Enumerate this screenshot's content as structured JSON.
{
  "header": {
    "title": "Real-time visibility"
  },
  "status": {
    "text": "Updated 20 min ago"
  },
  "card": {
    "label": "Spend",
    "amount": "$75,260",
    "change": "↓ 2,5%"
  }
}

☆ ☆ ☆ ☆ ☆

» Written task
Quote all the records exactly, please, leaving none out.

» Exercise response
Enumerate this screenshot's content as structured JSON.
{
  "header": {
    "title": "Real-time visibility"
  },
  "status": {
    "text": "Updated 20 min ago"
  },
  "card": {
    "label": "Spend",
    "amount": "$75,260",
    "change": "↓ 2,5%"
  }
}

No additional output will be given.